_Prompt_
Using the records that follow, copy every line containing the word "aspoň".
=== Records for the exercise ===
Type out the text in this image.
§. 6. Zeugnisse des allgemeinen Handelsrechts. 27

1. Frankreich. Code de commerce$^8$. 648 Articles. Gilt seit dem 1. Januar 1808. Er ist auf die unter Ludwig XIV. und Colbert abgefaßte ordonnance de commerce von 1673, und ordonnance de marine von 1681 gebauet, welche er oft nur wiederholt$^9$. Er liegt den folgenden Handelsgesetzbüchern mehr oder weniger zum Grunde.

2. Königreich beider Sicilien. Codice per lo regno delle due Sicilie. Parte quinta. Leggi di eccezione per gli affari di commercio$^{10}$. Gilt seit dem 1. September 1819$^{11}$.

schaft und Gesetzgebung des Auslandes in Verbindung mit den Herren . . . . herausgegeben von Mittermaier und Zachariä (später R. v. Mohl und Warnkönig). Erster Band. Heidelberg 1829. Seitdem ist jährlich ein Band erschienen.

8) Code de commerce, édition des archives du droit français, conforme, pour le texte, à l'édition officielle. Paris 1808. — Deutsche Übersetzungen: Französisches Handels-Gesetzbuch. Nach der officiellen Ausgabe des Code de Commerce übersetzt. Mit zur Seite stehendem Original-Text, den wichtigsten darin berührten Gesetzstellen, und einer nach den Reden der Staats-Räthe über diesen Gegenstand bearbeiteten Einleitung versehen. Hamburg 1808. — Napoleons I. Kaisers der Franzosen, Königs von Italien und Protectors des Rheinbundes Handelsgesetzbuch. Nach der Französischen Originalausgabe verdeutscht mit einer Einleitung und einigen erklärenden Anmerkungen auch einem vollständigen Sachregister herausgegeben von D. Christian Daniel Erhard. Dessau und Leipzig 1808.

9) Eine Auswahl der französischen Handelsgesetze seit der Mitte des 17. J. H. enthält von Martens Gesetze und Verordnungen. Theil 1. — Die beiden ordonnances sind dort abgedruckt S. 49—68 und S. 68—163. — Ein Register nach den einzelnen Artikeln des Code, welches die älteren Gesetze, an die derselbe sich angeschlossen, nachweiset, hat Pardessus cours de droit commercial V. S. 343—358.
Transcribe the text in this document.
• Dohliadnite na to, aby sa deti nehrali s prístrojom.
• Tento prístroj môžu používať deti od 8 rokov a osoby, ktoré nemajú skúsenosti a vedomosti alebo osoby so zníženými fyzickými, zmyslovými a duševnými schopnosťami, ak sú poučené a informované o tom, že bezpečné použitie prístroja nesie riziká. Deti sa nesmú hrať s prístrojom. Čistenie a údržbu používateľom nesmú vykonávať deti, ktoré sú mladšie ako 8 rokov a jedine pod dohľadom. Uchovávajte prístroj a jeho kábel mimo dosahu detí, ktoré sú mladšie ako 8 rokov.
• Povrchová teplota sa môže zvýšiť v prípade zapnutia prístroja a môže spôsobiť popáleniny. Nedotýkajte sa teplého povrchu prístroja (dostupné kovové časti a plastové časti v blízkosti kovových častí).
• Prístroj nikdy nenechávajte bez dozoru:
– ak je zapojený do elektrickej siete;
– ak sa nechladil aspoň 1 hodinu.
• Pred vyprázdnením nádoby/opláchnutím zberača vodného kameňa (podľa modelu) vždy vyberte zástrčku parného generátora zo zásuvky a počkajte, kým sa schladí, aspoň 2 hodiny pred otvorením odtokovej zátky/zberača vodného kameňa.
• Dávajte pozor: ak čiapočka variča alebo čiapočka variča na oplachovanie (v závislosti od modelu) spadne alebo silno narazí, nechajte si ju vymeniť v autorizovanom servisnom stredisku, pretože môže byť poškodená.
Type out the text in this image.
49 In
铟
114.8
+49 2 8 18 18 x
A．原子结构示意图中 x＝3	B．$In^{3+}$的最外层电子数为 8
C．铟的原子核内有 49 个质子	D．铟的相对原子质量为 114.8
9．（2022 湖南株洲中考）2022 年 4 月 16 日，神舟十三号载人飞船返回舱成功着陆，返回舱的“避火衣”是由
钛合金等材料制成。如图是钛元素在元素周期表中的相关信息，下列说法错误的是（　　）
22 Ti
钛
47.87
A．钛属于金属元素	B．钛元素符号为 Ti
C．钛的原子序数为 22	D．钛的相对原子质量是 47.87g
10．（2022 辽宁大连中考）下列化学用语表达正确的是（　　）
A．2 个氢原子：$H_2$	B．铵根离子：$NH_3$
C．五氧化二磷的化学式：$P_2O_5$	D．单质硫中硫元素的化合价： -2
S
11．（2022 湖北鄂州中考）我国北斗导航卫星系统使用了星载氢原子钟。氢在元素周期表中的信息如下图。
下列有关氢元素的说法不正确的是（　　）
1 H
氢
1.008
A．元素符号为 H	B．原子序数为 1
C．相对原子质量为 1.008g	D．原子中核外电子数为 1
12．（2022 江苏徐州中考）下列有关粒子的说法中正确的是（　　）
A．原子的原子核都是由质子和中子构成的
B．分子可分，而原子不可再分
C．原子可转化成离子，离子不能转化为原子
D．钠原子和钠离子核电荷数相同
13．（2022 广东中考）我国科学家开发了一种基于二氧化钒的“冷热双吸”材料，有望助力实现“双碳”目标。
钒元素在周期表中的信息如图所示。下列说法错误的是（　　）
===
_Completed exercise_
– ak sa nechladil aspoň 1 hodinu.
• Pred vyprázdnením nádoby/opláchnutím zberača vodného kameňa (podľa modelu) vždy vyberte zástrčku parného generátora zo zásuvky a počkajte, kým sa schladí, aspoň 2 hodiny pred otvorením odtokovej zátky/zberača vodného kameňa.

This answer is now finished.